** begin Dataset rows **
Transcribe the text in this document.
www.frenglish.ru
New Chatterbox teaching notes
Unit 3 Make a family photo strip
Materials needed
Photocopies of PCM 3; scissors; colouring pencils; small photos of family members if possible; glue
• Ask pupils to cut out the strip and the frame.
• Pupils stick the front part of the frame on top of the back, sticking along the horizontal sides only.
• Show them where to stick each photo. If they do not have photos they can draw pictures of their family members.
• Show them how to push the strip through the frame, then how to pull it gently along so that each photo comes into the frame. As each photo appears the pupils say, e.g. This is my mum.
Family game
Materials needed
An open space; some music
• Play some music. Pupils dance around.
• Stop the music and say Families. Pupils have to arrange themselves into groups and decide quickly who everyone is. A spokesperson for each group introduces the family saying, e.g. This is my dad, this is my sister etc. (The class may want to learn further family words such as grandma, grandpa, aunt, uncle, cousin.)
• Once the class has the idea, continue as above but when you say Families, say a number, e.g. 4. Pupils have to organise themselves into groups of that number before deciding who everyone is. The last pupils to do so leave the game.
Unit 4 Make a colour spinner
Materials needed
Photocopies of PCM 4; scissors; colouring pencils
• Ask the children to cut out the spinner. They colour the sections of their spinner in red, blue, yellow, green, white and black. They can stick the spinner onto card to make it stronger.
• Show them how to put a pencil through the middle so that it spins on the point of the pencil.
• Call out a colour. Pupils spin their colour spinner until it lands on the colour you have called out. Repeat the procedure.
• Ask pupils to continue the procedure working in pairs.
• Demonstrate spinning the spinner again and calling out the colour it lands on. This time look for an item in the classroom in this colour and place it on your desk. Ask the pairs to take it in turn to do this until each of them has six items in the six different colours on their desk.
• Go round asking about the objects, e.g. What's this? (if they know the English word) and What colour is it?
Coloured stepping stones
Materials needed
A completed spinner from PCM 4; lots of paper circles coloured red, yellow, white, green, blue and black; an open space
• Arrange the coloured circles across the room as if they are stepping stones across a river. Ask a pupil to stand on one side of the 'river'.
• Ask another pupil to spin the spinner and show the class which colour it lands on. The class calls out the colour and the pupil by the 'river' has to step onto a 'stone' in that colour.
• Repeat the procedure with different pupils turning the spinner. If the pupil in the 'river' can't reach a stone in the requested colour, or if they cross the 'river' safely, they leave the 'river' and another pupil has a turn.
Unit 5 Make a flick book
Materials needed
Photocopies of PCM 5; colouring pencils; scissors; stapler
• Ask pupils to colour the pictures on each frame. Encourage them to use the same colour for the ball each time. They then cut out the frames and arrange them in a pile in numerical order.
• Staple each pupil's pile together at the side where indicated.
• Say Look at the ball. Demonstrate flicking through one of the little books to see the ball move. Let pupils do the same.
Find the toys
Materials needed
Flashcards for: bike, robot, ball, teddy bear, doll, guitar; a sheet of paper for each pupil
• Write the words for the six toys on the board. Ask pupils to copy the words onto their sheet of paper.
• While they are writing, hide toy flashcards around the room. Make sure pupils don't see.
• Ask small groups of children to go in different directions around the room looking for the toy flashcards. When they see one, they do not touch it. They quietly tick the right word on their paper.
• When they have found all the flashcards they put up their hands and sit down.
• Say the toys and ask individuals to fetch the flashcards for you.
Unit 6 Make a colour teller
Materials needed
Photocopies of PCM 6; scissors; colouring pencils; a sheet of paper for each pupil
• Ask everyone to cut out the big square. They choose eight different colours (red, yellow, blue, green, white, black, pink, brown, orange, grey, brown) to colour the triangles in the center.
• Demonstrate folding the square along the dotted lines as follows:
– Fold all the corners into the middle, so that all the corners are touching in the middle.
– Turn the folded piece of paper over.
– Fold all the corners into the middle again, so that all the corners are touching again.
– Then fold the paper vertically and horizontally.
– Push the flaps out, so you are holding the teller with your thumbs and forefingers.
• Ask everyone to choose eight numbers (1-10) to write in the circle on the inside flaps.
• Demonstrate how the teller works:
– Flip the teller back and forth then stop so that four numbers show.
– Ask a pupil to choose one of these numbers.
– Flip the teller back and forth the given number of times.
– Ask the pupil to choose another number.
** end Dataset rows **
Directions —
Check every line of the data above for the string "sheet", and copy those that have it.

The completed task —
Flashcards for: bike, robot, ball, teddy bear, doll, guitar; a sheet of paper for each pupil
• Write the words for the six toys on the board. Ask pupils to copy the words onto their sheet of paper.
Photocopies of PCM 6; scissors; colouring pencils; a sheet of paper for each pupil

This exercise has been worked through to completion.